Given data
--- Begin ---

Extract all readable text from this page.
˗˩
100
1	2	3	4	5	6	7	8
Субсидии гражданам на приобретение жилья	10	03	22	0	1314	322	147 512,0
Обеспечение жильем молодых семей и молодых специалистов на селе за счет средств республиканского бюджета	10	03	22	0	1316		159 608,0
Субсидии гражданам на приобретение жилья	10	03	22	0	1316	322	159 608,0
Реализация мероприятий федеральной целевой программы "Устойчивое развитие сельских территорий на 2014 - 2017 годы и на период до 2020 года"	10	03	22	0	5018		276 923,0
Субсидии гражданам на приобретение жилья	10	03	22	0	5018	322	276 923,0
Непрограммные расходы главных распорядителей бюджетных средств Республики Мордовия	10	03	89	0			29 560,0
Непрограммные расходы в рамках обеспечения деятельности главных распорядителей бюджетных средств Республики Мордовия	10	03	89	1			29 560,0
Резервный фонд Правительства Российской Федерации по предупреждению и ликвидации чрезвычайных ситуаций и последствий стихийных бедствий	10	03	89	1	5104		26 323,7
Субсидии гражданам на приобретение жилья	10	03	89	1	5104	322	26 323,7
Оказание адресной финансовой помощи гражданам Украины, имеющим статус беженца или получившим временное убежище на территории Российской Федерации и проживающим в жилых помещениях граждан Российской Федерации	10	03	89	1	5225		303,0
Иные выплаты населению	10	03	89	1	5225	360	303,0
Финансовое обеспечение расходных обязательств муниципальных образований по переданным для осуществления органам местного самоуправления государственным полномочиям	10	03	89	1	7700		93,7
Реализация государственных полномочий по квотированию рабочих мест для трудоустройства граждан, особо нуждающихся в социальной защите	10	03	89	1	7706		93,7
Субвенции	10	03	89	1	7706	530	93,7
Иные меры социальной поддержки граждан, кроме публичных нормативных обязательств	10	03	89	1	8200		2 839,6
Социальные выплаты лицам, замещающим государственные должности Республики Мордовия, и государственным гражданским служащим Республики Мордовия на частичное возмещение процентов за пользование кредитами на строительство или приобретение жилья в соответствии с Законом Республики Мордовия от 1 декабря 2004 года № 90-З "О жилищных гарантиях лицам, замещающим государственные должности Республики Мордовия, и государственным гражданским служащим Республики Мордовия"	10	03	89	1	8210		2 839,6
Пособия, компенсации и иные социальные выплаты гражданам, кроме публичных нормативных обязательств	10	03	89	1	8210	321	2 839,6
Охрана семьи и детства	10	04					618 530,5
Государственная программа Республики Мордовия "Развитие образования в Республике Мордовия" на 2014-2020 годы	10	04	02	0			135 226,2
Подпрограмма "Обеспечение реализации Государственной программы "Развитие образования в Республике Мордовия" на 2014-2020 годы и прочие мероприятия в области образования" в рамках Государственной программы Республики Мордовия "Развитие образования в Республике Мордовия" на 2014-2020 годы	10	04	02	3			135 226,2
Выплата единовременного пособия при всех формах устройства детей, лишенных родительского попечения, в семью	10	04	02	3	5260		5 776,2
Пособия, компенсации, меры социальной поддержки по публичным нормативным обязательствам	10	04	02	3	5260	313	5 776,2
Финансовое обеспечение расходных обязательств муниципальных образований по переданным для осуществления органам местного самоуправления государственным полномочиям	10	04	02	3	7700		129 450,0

--- End ---

Set task
Count how many lines of the data include the word "выплаты". Your reply should be that number alone.

Solution to this problem
3